THE REQUEST:
Images appear in the records below; leave them out and repeat everything else exactly.

[Records from a dataset]
## BEGIN

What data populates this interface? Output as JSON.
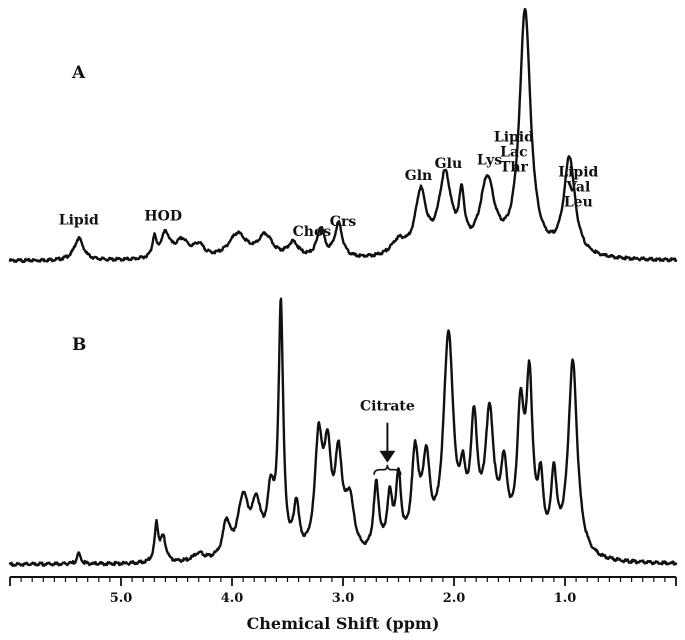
{
  "chart_data": {
    "type": "line",
    "xlabel": "Chemical Shift (ppm)",
    "xlim": [
      6.0,
      0.0
    ],
    "x_reversed": true,
    "x_ticks": [
      {
        "value": 5.0,
        "label": "5.0"
      },
      {
        "value": 4.0,
        "label": "4.0"
      },
      {
        "value": 3.0,
        "label": "3.0"
      },
      {
        "value": 2.0,
        "label": "2.0"
      },
      {
        "value": 1.0,
        "label": "1.0"
      }
    ],
    "panels": [
      {
        "label": "A",
        "baseline": 0.02,
        "peaks": [
          {
            "ppm": 5.38,
            "height": 0.09,
            "width": 0.05
          },
          {
            "ppm": 4.7,
            "height": 0.08,
            "width": 0.02
          },
          {
            "ppm": 4.6,
            "height": 0.1,
            "width": 0.05
          },
          {
            "ppm": 4.45,
            "height": 0.07,
            "width": 0.07
          },
          {
            "ppm": 4.3,
            "height": 0.05,
            "width": 0.06
          },
          {
            "ppm": 3.95,
            "height": 0.1,
            "width": 0.1
          },
          {
            "ppm": 3.7,
            "height": 0.09,
            "width": 0.08
          },
          {
            "ppm": 3.45,
            "height": 0.06,
            "width": 0.06
          },
          {
            "ppm": 3.2,
            "height": 0.12,
            "width": 0.04
          },
          {
            "ppm": 3.04,
            "height": 0.14,
            "width": 0.04
          },
          {
            "ppm": 2.5,
            "height": 0.06,
            "width": 0.08
          },
          {
            "ppm": 2.3,
            "height": 0.25,
            "width": 0.06
          },
          {
            "ppm": 2.08,
            "height": 0.32,
            "width": 0.07
          },
          {
            "ppm": 1.93,
            "height": 0.2,
            "width": 0.03
          },
          {
            "ppm": 1.7,
            "height": 0.3,
            "width": 0.08
          },
          {
            "ppm": 1.36,
            "height": 1.0,
            "width": 0.06
          },
          {
            "ppm": 0.96,
            "height": 0.4,
            "width": 0.06
          }
        ],
        "annotations": [
          {
            "lines": [
              "Lipid"
            ],
            "ppm": 5.38
          },
          {
            "lines": [
              "HOD"
            ],
            "ppm": 4.62
          },
          {
            "lines": [
              "Chos"
            ],
            "ppm": 3.28
          },
          {
            "lines": [
              "Crs"
            ],
            "ppm": 3.0
          },
          {
            "lines": [
              "Gln"
            ],
            "ppm": 2.32
          },
          {
            "lines": [
              "Glu"
            ],
            "ppm": 2.05
          },
          {
            "lines": [
              "Lys"
            ],
            "ppm": 1.68
          },
          {
            "lines": [
              "Lipid",
              "Lac",
              "Thr"
            ],
            "ppm": 1.46
          },
          {
            "lines": [
              "Lipid",
              "Val",
              "Leu"
            ],
            "ppm": 0.88
          }
        ]
      },
      {
        "label": "B",
        "baseline": 0.005,
        "peaks": [
          {
            "ppm": 5.38,
            "height": 0.04,
            "width": 0.02
          },
          {
            "ppm": 4.68,
            "height": 0.14,
            "width": 0.02
          },
          {
            "ppm": 4.62,
            "height": 0.09,
            "width": 0.03
          },
          {
            "ppm": 4.3,
            "height": 0.03,
            "width": 0.06
          },
          {
            "ppm": 4.05,
            "height": 0.13,
            "width": 0.04
          },
          {
            "ppm": 3.9,
            "height": 0.22,
            "width": 0.06
          },
          {
            "ppm": 3.78,
            "height": 0.18,
            "width": 0.05
          },
          {
            "ppm": 3.65,
            "height": 0.22,
            "width": 0.04
          },
          {
            "ppm": 3.56,
            "height": 0.93,
            "width": 0.025
          },
          {
            "ppm": 3.42,
            "height": 0.18,
            "width": 0.03
          },
          {
            "ppm": 3.22,
            "height": 0.42,
            "width": 0.04
          },
          {
            "ppm": 3.14,
            "height": 0.35,
            "width": 0.04
          },
          {
            "ppm": 3.04,
            "height": 0.34,
            "width": 0.04
          },
          {
            "ppm": 2.94,
            "height": 0.2,
            "width": 0.05
          },
          {
            "ppm": 2.7,
            "height": 0.26,
            "width": 0.03
          },
          {
            "ppm": 2.58,
            "height": 0.2,
            "width": 0.03
          },
          {
            "ppm": 2.5,
            "height": 0.27,
            "width": 0.03
          },
          {
            "ppm": 2.35,
            "height": 0.36,
            "width": 0.04
          },
          {
            "ppm": 2.25,
            "height": 0.32,
            "width": 0.04
          },
          {
            "ppm": 2.05,
            "height": 0.82,
            "width": 0.055
          },
          {
            "ppm": 1.92,
            "height": 0.2,
            "width": 0.03
          },
          {
            "ppm": 1.82,
            "height": 0.45,
            "width": 0.04
          },
          {
            "ppm": 1.68,
            "height": 0.5,
            "width": 0.05
          },
          {
            "ppm": 1.55,
            "height": 0.28,
            "width": 0.04
          },
          {
            "ppm": 1.4,
            "height": 0.5,
            "width": 0.04
          },
          {
            "ppm": 1.32,
            "height": 0.6,
            "width": 0.035
          },
          {
            "ppm": 1.22,
            "height": 0.24,
            "width": 0.03
          },
          {
            "ppm": 1.1,
            "height": 0.28,
            "width": 0.03
          },
          {
            "ppm": 0.93,
            "height": 0.74,
            "width": 0.05
          }
        ],
        "annotations": [
          {
            "lines": [
              "Citrate"
            ],
            "ppm": 2.6,
            "arrow": true,
            "bracket": [
              2.72,
              2.48
            ]
          }
        ]
      }
    ]
  }
}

## END

RESPONSE TO THIS EXERCISE:
What data populates this interface? Output as JSON.
{
  "chart_data": {
    "type": "line",
    "xlabel": "Chemical Shift (ppm)",
    "xlim": [
      6.0,
      0.0
    ],
    "x_reversed": true,
    "x_ticks": [
      {
        "value": 5.0,
        "label": "5.0"
      },
      {
        "value": 4.0,
        "label": "4.0"
      },
      {
        "value": 3.0,
        "label": "3.0"
      },
      {
        "value": 2.0,
        "label": "2.0"
      },
      {
        "value": 1.0,
        "label": "1.0"
      }
    ],
    "panels": [
      {
        "label": "A",
        "baseline": 0.02,
        "peaks": [
          {
            "ppm": 5.38,
            "height": 0.09,
            "width": 0.05
          },
          {
            "ppm": 4.7,
            "height": 0.08,
            "width": 0.02
          },
          {
            "ppm": 4.6,
            "height": 0.1,
            "width": 0.05
          },
          {
            "ppm": 4.45,
            "height": 0.07,
            "width": 0.07
          },
          {
            "ppm": 4.3,
            "height": 0.05,
            "width": 0.06
          },
          {
            "ppm": 3.95,
            "height": 0.1,
            "width": 0.1
          },
          {
            "ppm": 3.7,
            "height": 0.09,
            "width": 0.08
          },
          {
            "ppm": 3.45,
            "height": 0.06,
            "width": 0.06
          },
          {
            "ppm": 3.2,
            "height": 0.12,
            "width": 0.04
          },
          {
            "ppm": 3.04,
            "height": 0.14,
            "width": 0.04
          },
          {
            "ppm": 2.5,
            "height": 0.06,
            "width": 0.08
          },
          {
            "ppm": 2.3,
            "height": 0.25,
            "width": 0.06
          },
          {
            "ppm": 2.08,
            "height": 0.32,
            "width": 0.07
          },
          {
            "ppm": 1.93,
            "height": 0.2,
            "width": 0.03
          },
          {
            "ppm": 1.7,
            "height": 0.3,
            "width": 0.08
          },
          {
            "ppm": 1.36,
            "height": 1.0,
            "width": 0.06
          },
          {
            "ppm": 0.96,
            "height": 0.4,
            "width": 0.06
          }
        ],
        "annotations": [
          {
            "lines": [
              "Lipid"
            ],
            "ppm": 5.38
          },
          {
            "lines": [
              "HOD"
            ],
            "ppm": 4.62
          },
          {
            "lines": [
              "Chos"
            ],
            "ppm": 3.28
          },
          {
            "lines": [
              "Crs"
            ],
            "ppm": 3.0
          },
          {
            "lines": [
              "Gln"
            ],
            "ppm": 2.32
          },
          {
            "lines": [
              "Glu"
            ],
            "ppm": 2.05
          },
          {
            "lines": [
              "Lys"
            ],
            "ppm": 1.68
          },
          {
            "lines": [
              "Lipid",
              "Lac",
              "Thr"
            ],
            "ppm": 1.46
          },
          {
            "lines": [
              "Lipid",
              "Val",
              "Leu"
            ],
            "ppm": 0.88
          }
        ]
      },
      {
        "label": "B",
        "baseline": 0.005,
        "peaks": [
          {
            "ppm": 5.38,
            "height": 0.04,
            "width": 0.02
          },
          {
            "ppm": 4.68,
            "height": 0.14,
            "width": 0.02
          },
          {
            "ppm": 4.62,
            "height": 0.09,
            "width": 0.03
          },
          {
            "ppm": 4.3,
            "height": 0.03,
            "width": 0.06
          },
          {
            "ppm": 4.05,
            "height": 0.13,
            "width": 0.04
          },
          {
            "ppm": 3.9,
            "height": 0.22,
            "width": 0.06
          },
          {
            "ppm": 3.78,
            "height": 0.18,
            "width": 0.05
          },
          {
            "ppm": 3.65,
            "height": 0.22,
            "width": 0.04
          },
          {
            "ppm": 3.56,
            "height": 0.93,
            "width": 0.025
          },
          {
            "ppm": 3.42,
            "height": 0.18,
            "width": 0.03
          },
          {
            "ppm": 3.22,
            "height": 0.42,
            "width": 0.04
          },
          {
            "ppm": 3.14,
            "height": 0.35,
            "width": 0.04
          },
          {
            "ppm": 3.04,
            "height": 0.34,
            "width": 0.04
          },
          {
            "ppm": 2.94,
            "height": 0.2,
            "width": 0.05
          },
          {
            "ppm": 2.7,
            "height": 0.26,
            "width": 0.03
          },
          {
            "ppm": 2.58,
            "height": 0.2,
            "width": 0.03
          },
          {
            "ppm": 2.5,
            "height": 0.27,
            "width": 0.03
          },
          {
            "ppm": 2.35,
            "height": 0.36,
            "width": 0.04
          },
          {
            "ppm": 2.25,
            "height": 0.32,
            "width": 0.04
          },
          {
            "ppm": 2.05,
            "height": 0.82,
            "width": 0.055
          },
          {
            "ppm": 1.92,
            "height": 0.2,
            "width": 0.03
          },
          {
            "ppm": 1.82,
            "height": 0.45,
            "width": 0.04
          },
          {
            "ppm": 1.68,
            "height": 0.5,
            "width": 0.05
          },
          {
            "ppm": 1.55,
            "height": 0.28,
            "width": 0.04
          },
          {
            "ppm": 1.4,
            "height": 0.5,
            "width": 0.04
          },
          {
            "ppm": 1.32,
            "height": 0.6,
            "width": 0.035
          },
          {
            "ppm": 1.22,
            "height": 0.24,
            "width": 0.03
          },
          {
            "ppm": 1.1,
            "height": 0.28,
            "width": 0.03
          },
          {
            "ppm": 0.93,
            "height": 0.74,
            "width": 0.05
          }
        ],
        "annotations": [
          {
            "lines": [
              "Citrate"
            ],
            "ppm": 2.6,
            "arrow": true,
            "bracket": [
              2.72,
              2.48
            ]
          }
        ]
      }
    ]
  }
}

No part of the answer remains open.